---- INFORMATION PROVIDED
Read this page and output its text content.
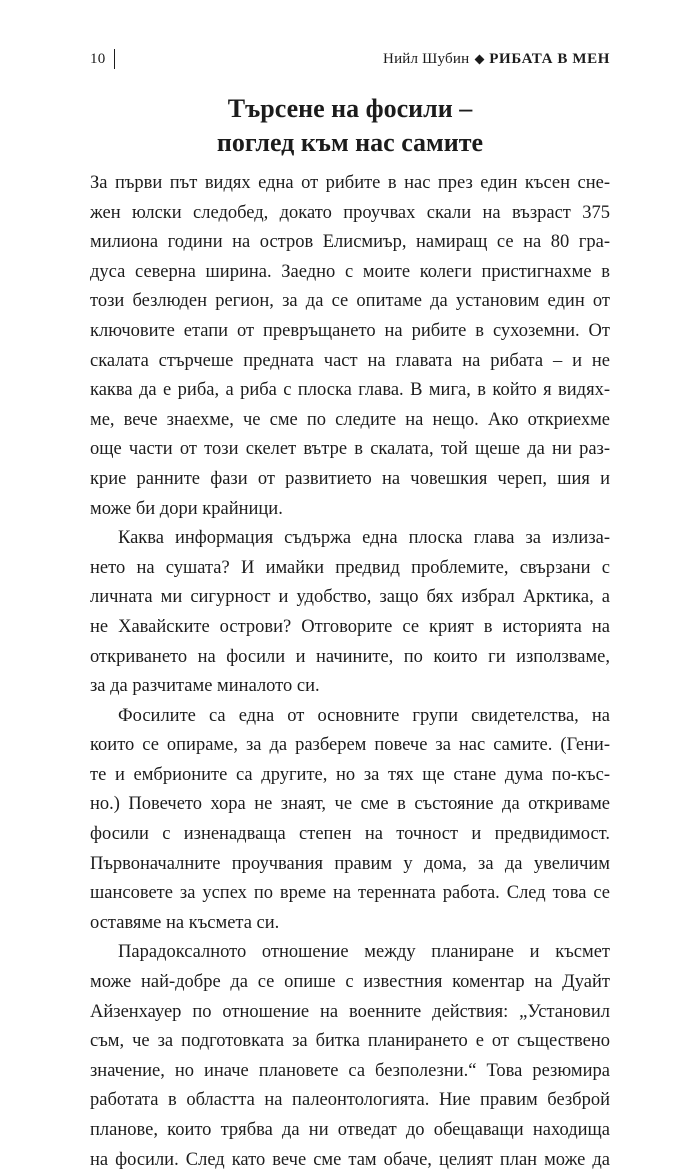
10	Нийл Шубин РИБАТА В МЕН
Търсене на фосили –
поглед към нас самите
За първи път видях една от рибите в нас през един късен сне-
жен юлски следобед, докато проучвах скали на възраст 375
милиона години на остров Елисмиър, намиращ се на 80 гра-
дуса северна ширина. Заедно с моите колеги пристигнахме в
този безлюден регион, за да се опитаме да установим един от
ключовите етапи от превръщането на рибите в сухоземни. От
скалата стърчеше предната част на главата на рибата – и не
каква да е риба, а риба с плоска глава. В мига, в който я видях-
ме, вече знаехме, че сме по следите на нещо. Ако откриехме
още части от този скелет вътре в скалата, той щеше да ни раз-
крие ранните фази от развитието на човешкия череп, шия и
може би дори крайници.
Каква информация съдържа една плоска глава за излиза-
нето на сушата? И имайки предвид проблемите, свързани с
личната ми сигурност и удобство, защо бях избрал Арктика, а
не Хавайските острови? Отговорите се крият в историята на
откриването на фосили и начините, по които ги използваме,
за да разчитаме миналото си.
Фосилите са една от основните групи свидетелства, на
които се опираме, за да разберем повече за нас самите. (Гени-
те и ембрионите са другите, но за тях ще стане дума по-къс-
но.) Повечето хора не знаят, че сме в състояние да откриваме
фосили с изненадваща степен на точност и предвидимост.
Първоначалните проучвания правим у дома, за да увеличим
шансовете за успех по време на теренната работа. След това се
оставяме на късмета си.
Парадоксалното отношение между планиране и късмет
може най-добре да се опише с известния коментар на Дуайт
Айзенхауер по отношение на военните действия: „Установил
съм, че за подготовката за битка планирането е от съществено
значение, но иначе плановете са безполезни.“ Това резюмира
работата в областта на палеонтологията. Ние правим безброй
планове, които трябва да ни отведат до обещаващи находища
на фосили. След като вече сме там обаче, целият план може да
--------
**SET EXERCISE:**
What is the number of lines containing "отношение"? Give that number only.

**ANSWER IN FULL:**
2